■ Exercise requirements
Strip the pictures and reproduce the rest of the listing exactly.

■ Records to process
--*--
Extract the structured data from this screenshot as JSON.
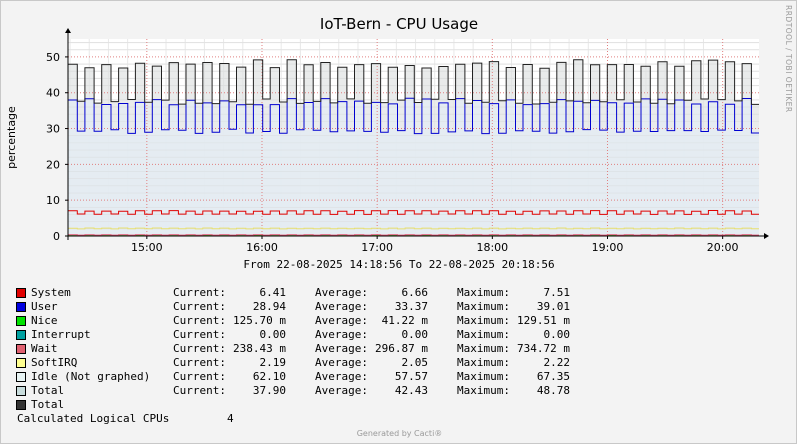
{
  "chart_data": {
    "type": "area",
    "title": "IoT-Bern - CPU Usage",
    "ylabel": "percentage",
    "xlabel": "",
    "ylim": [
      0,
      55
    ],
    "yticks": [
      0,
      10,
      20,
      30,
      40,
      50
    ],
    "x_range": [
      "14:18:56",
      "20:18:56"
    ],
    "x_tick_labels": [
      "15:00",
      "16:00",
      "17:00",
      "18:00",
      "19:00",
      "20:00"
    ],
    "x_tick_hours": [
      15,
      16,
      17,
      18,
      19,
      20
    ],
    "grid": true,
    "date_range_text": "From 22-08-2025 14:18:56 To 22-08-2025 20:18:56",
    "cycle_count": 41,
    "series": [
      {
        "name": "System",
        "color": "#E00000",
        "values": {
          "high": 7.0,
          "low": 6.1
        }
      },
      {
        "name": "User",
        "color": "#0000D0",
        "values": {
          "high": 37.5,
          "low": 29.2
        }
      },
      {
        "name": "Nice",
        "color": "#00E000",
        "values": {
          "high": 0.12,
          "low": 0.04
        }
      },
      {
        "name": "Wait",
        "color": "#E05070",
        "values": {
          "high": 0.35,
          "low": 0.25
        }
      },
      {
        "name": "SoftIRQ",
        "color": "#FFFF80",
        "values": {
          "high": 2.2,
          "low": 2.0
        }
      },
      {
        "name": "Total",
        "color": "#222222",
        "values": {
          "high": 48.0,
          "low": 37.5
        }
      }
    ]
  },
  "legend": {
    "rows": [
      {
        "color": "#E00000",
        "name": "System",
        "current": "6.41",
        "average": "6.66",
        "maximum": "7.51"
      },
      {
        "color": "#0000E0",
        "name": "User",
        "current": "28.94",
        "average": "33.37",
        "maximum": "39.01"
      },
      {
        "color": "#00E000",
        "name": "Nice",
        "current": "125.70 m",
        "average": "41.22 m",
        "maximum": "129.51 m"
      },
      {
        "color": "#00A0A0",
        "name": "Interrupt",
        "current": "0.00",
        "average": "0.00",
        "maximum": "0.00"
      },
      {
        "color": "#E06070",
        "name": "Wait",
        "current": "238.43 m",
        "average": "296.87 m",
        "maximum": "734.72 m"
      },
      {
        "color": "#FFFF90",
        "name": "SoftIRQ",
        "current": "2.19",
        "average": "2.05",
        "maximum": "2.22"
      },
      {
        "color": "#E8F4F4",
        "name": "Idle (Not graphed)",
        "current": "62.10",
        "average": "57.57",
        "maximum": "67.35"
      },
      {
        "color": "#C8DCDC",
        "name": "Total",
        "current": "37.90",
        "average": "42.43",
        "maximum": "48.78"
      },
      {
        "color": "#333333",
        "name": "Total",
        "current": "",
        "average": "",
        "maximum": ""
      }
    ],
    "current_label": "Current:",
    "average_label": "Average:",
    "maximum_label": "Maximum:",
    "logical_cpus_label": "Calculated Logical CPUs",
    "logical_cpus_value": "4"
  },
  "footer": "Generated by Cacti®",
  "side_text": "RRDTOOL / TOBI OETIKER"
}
--*--
■ Correct answer
Extract the structured data from this screenshot as JSON.
{
  "chart_data": {
    "type": "area",
    "title": "IoT-Bern - CPU Usage",
    "ylabel": "percentage",
    "xlabel": "",
    "ylim": [
      0,
      55
    ],
    "yticks": [
      0,
      10,
      20,
      30,
      40,
      50
    ],
    "x_range": [
      "14:18:56",
      "20:18:56"
    ],
    "x_tick_labels": [
      "15:00",
      "16:00",
      "17:00",
      "18:00",
      "19:00",
      "20:00"
    ],
    "x_tick_hours": [
      15,
      16,
      17,
      18,
      19,
      20
    ],
    "grid": true,
    "date_range_text": "From 22-08-2025 14:18:56 To 22-08-2025 20:18:56",
    "cycle_count": 41,
    "series": [
      {
        "name": "System",
        "color": "#E00000",
        "values": {
          "high": 7.0,
          "low": 6.1
        }
      },
      {
        "name": "User",
        "color": "#0000D0",
        "values": {
          "high": 37.5,
          "low": 29.2
        }
      },
      {
        "name": "Nice",
        "color": "#00E000",
        "values": {
          "high": 0.12,
          "low": 0.04
        }
      },
      {
        "name": "Wait",
        "color": "#E05070",
        "values": {
          "high": 0.35,
          "low": 0.25
        }
      },
      {
        "name": "SoftIRQ",
        "color": "#FFFF80",
        "values": {
          "high": 2.2,
          "low": 2.0
        }
      },
      {
        "name": "Total",
        "color": "#222222",
        "values": {
          "high": 48.0,
          "low": 37.5
        }
      }
    ]
  },
  "legend": {
    "rows": [
      {
        "color": "#E00000",
        "name": "System",
        "current": "6.41",
        "average": "6.66",
        "maximum": "7.51"
      },
      {
        "color": "#0000E0",
        "name": "User",
        "current": "28.94",
        "average": "33.37",
        "maximum": "39.01"
      },
      {
        "color": "#00E000",
        "name": "Nice",
        "current": "125.70 m",
        "average": "41.22 m",
        "maximum": "129.51 m"
      },
      {
        "color": "#00A0A0",
        "name": "Interrupt",
        "current": "0.00",
        "average": "0.00",
        "maximum": "0.00"
      },
      {
        "color": "#E06070",
        "name": "Wait",
        "current": "238.43 m",
        "average": "296.87 m",
        "maximum": "734.72 m"
      },
      {
        "color": "#FFFF90",
        "name": "SoftIRQ",
        "current": "2.19",
        "average": "2.05",
        "maximum": "2.22"
      },
      {
        "color": "#E8F4F4",
        "name": "Idle (Not graphed)",
        "current": "62.10",
        "average": "57.57",
        "maximum": "67.35"
      },
      {
        "color": "#C8DCDC",
        "name": "Total",
        "current": "37.90",
        "average": "42.43",
        "maximum": "48.78"
      },
      {
        "color": "#333333",
        "name": "Total",
        "current": "",
        "average": "",
        "maximum": ""
      }
    ],
    "current_label": "Current:",
    "average_label": "Average:",
    "maximum_label": "Maximum:",
    "logical_cpus_label": "Calculated Logical CPUs",
    "logical_cpus_value": "4"
  },
  "footer": "Generated by Cacti®",
  "side_text": "RRDTOOL / TOBI OETIKER"
}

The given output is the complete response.